PROBLEM TO SOLVE. Quote the whole listing exactly. Leave the pictures out of your copy.

RECORDS TO USE.

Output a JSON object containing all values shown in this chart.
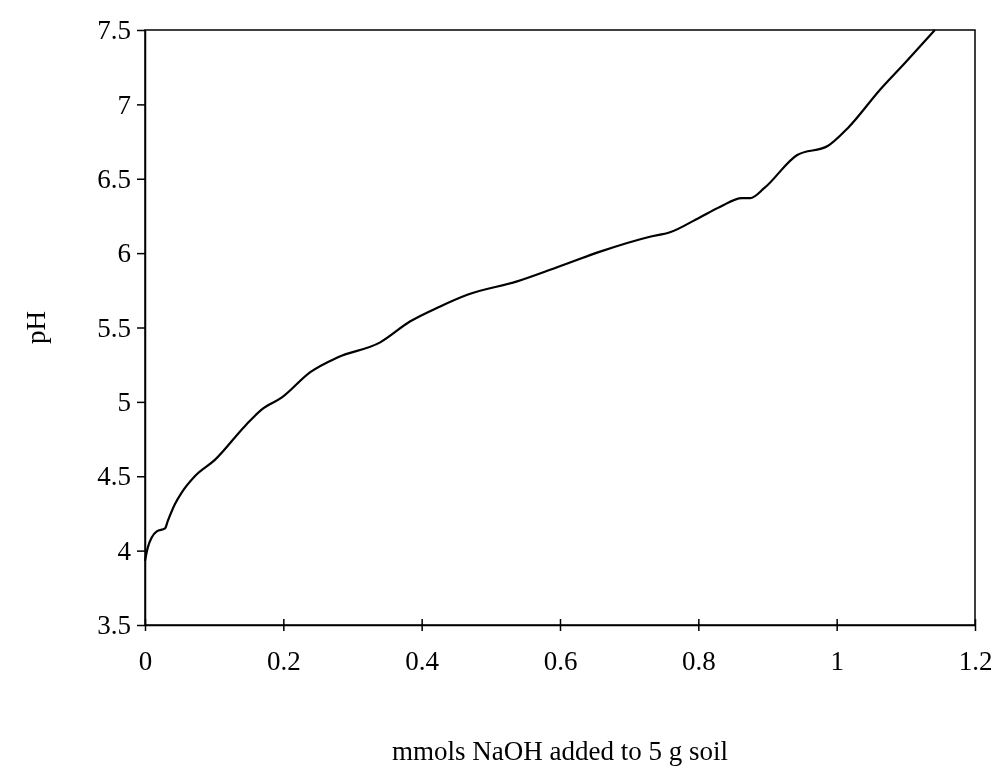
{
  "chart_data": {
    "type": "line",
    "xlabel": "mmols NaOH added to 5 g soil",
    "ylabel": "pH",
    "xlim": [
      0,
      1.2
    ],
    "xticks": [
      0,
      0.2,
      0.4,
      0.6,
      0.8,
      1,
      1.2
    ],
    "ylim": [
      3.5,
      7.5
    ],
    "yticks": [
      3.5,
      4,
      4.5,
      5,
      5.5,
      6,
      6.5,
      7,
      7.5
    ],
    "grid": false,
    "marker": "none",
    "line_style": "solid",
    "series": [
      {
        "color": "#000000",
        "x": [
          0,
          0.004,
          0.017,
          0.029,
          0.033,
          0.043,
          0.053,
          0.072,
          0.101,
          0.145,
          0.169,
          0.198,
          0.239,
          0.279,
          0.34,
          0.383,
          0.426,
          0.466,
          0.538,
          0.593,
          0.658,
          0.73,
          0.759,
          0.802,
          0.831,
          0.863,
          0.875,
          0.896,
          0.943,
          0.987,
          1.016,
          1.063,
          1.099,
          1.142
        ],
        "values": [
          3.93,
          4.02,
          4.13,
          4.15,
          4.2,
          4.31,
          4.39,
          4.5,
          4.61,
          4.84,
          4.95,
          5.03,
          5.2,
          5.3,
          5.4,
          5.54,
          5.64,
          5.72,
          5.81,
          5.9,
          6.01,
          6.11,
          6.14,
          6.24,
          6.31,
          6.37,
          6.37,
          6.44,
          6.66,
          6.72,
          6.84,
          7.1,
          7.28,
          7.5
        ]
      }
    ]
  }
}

THE ANSWER.
Output a JSON object containing all values shown in this chart.
{
  "chart_data": {
    "type": "line",
    "xlabel": "mmols NaOH added to 5 g soil",
    "ylabel": "pH",
    "xlim": [
      0,
      1.2
    ],
    "xticks": [
      0,
      0.2,
      0.4,
      0.6,
      0.8,
      1,
      1.2
    ],
    "ylim": [
      3.5,
      7.5
    ],
    "yticks": [
      3.5,
      4,
      4.5,
      5,
      5.5,
      6,
      6.5,
      7,
      7.5
    ],
    "grid": false,
    "marker": "none",
    "line_style": "solid",
    "series": [
      {
        "color": "#000000",
        "x": [
          0,
          0.004,
          0.017,
          0.029,
          0.033,
          0.043,
          0.053,
          0.072,
          0.101,
          0.145,
          0.169,
          0.198,
          0.239,
          0.279,
          0.34,
          0.383,
          0.426,
          0.466,
          0.538,
          0.593,
          0.658,
          0.73,
          0.759,
          0.802,
          0.831,
          0.863,
          0.875,
          0.896,
          0.943,
          0.987,
          1.016,
          1.063,
          1.099,
          1.142
        ],
        "values": [
          3.93,
          4.02,
          4.13,
          4.15,
          4.2,
          4.31,
          4.39,
          4.5,
          4.61,
          4.84,
          4.95,
          5.03,
          5.2,
          5.3,
          5.4,
          5.54,
          5.64,
          5.72,
          5.81,
          5.9,
          6.01,
          6.11,
          6.14,
          6.24,
          6.31,
          6.37,
          6.37,
          6.44,
          6.66,
          6.72,
          6.84,
          7.1,
          7.28,
          7.5
        ]
      }
    ]
  }
}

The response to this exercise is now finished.